Stored data entries

────

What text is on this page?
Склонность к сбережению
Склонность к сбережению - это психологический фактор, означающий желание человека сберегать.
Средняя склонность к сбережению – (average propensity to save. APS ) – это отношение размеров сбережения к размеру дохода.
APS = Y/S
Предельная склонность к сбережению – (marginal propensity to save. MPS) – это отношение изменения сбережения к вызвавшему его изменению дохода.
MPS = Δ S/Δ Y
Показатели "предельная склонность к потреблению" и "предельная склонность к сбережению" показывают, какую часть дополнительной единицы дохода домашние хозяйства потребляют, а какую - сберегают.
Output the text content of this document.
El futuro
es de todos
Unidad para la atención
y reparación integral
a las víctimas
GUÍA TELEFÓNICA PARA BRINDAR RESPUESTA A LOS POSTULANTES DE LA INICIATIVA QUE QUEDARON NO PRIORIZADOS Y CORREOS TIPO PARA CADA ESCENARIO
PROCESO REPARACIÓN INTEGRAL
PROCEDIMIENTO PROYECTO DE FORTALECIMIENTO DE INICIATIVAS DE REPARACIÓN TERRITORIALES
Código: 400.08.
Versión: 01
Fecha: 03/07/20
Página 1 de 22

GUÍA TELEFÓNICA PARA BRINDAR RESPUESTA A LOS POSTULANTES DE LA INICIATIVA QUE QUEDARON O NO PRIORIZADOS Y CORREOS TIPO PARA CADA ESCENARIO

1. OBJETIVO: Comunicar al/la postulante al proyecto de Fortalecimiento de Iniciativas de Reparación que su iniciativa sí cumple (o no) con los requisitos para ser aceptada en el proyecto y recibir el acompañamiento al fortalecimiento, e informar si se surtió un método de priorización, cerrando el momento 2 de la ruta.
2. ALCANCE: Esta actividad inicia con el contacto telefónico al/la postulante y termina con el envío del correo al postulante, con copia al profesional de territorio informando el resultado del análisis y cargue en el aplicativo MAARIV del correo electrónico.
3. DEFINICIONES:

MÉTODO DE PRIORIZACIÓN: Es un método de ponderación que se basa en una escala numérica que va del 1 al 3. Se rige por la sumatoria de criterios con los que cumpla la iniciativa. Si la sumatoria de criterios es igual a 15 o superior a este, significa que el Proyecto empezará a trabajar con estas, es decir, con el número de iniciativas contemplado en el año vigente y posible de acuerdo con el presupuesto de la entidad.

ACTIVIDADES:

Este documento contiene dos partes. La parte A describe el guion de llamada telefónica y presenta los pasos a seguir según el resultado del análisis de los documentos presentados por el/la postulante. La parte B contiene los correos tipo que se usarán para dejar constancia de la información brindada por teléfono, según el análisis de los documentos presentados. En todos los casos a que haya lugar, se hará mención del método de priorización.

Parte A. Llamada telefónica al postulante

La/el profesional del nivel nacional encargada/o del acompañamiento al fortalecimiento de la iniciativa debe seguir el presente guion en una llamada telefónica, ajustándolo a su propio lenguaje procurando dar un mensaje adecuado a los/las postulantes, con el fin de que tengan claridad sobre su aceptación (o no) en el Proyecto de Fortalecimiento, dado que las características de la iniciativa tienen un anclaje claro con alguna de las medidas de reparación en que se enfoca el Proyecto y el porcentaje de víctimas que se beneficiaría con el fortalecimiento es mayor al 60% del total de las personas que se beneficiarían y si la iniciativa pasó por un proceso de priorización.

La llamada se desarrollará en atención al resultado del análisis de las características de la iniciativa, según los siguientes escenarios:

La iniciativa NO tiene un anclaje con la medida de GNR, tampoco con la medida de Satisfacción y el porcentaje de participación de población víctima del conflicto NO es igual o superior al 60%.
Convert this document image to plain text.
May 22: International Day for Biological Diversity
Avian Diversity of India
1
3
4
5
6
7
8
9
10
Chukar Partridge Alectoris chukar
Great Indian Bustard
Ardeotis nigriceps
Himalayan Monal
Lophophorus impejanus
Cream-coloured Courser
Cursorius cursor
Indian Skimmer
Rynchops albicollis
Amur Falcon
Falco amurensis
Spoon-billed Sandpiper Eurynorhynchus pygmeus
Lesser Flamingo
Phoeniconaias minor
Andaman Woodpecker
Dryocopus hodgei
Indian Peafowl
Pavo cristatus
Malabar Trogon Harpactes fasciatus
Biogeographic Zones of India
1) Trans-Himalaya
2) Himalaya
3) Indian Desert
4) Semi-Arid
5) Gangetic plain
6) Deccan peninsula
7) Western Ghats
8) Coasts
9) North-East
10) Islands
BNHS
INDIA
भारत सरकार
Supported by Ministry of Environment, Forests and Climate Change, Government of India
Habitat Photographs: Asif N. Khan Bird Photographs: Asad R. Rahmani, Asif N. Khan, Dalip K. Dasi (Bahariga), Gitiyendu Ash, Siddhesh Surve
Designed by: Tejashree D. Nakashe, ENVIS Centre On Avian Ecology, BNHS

────

* AIM OF THE TASK *
Each of the records should be retyped exactly.

* TASK RESULT *
What text is on this page?
Склонность к сбережению
Склонность к сбережению - это психологический фактор, означающий желание человека сберегать.
Средняя склонность к сбережению – (average propensity to save. APS ) – это отношение размеров сбережения к размеру дохода.
APS = Y/S
Предельная склонность к сбережению – (marginal propensity to save. MPS) – это отношение изменения сбережения к вызвавшему его изменению дохода.
MPS = Δ S/Δ Y
Показатели "предельная склонность к потреблению" и "предельная склонность к сбережению" показывают, какую часть дополнительной единицы дохода домашние хозяйства потребляют, а какую - сберегают.
Output the text content of this document.
El futuro
es de todos
Unidad para la atención
y reparación integral
a las víctimas
GUÍA TELEFÓNICA PARA BRINDAR RESPUESTA A LOS POSTULANTES DE LA INICIATIVA QUE QUEDARON NO PRIORIZADOS Y CORREOS TIPO PARA CADA ESCENARIO
PROCESO REPARACIÓN INTEGRAL
PROCEDIMIENTO PROYECTO DE FORTALECIMIENTO DE INICIATIVAS DE REPARACIÓN TERRITORIALES
Código: 400.08.
Versión: 01
Fecha: 03/07/20
Página 1 de 22

GUÍA TELEFÓNICA PARA BRINDAR RESPUESTA A LOS POSTULANTES DE LA INICIATIVA QUE QUEDARON O NO PRIORIZADOS Y CORREOS TIPO PARA CADA ESCENARIO

1. OBJETIVO: Comunicar al/la postulante al proyecto de Fortalecimiento de Iniciativas de Reparación que su iniciativa sí cumple (o no) con los requisitos para ser aceptada en el proyecto y recibir el acompañamiento al fortalecimiento, e informar si se surtió un método de priorización, cerrando el momento 2 de la ruta.
2. ALCANCE: Esta actividad inicia con el contacto telefónico al/la postulante y termina con el envío del correo al postulante, con copia al profesional de territorio informando el resultado del análisis y cargue en el aplicativo MAARIV del correo electrónico.
3. DEFINICIONES:

MÉTODO DE PRIORIZACIÓN: Es un método de ponderación que se basa en una escala numérica que va del 1 al 3. Se rige por la sumatoria de criterios con los que cumpla la iniciativa. Si la sumatoria de criterios es igual a 15 o superior a este, significa que el Proyecto empezará a trabajar con estas, es decir, con el número de iniciativas contemplado en el año vigente y posible de acuerdo con el presupuesto de la entidad.

ACTIVIDADES:

Este documento contiene dos partes. La parte A describe el guion de llamada telefónica y presenta los pasos a seguir según el resultado del análisis de los documentos presentados por el/la postulante. La parte B contiene los correos tipo que se usarán para dejar constancia de la información brindada por teléfono, según el análisis de los documentos presentados. En todos los casos a que haya lugar, se hará mención del método de priorización.

Parte A. Llamada telefónica al postulante

La/el profesional del nivel nacional encargada/o del acompañamiento al fortalecimiento de la iniciativa debe seguir el presente guion en una llamada telefónica, ajustándolo a su propio lenguaje procurando dar un mensaje adecuado a los/las postulantes, con el fin de que tengan claridad sobre su aceptación (o no) en el Proyecto de Fortalecimiento, dado que las características de la iniciativa tienen un anclaje claro con alguna de las medidas de reparación en que se enfoca el Proyecto y el porcentaje de víctimas que se beneficiaría con el fortalecimiento es mayor al 60% del total de las personas que se beneficiarían y si la iniciativa pasó por un proceso de priorización.

La llamada se desarrollará en atención al resultado del análisis de las características de la iniciativa, según los siguientes escenarios:

La iniciativa NO tiene un anclaje con la medida de GNR, tampoco con la medida de Satisfacción y el porcentaje de participación de población víctima del conflicto NO es igual o superior al 60%.
Convert this document image to plain text.
May 22: International Day for Biological Diversity
Avian Diversity of India
1
3
4
5
6
7
8
9
10
Chukar Partridge Alectoris chukar
Great Indian Bustard
Ardeotis nigriceps
Himalayan Monal
Lophophorus impejanus
Cream-coloured Courser
Cursorius cursor
Indian Skimmer
Rynchops albicollis
Amur Falcon
Falco amurensis
Spoon-billed Sandpiper Eurynorhynchus pygmeus
Lesser Flamingo
Phoeniconaias minor
Andaman Woodpecker
Dryocopus hodgei
Indian Peafowl
Pavo cristatus
Malabar Trogon Harpactes fasciatus
Biogeographic Zones of India
1) Trans-Himalaya
2) Himalaya
3) Indian Desert
4) Semi-Arid
5) Gangetic plain
6) Deccan peninsula
7) Western Ghats
8) Coasts
9) North-East
10) Islands
BNHS
INDIA
भारत सरकार
Supported by Ministry of Environment, Forests and Climate Change, Government of India
Habitat Photographs: Asif N. Khan Bird Photographs: Asad R. Rahmani, Asif N. Khan, Dalip K. Dasi (Bahariga), Gitiyendu Ash, Siddhesh Surve
Designed by: Tejashree D. Nakashe, ENVIS Centre On Avian Ecology, BNHS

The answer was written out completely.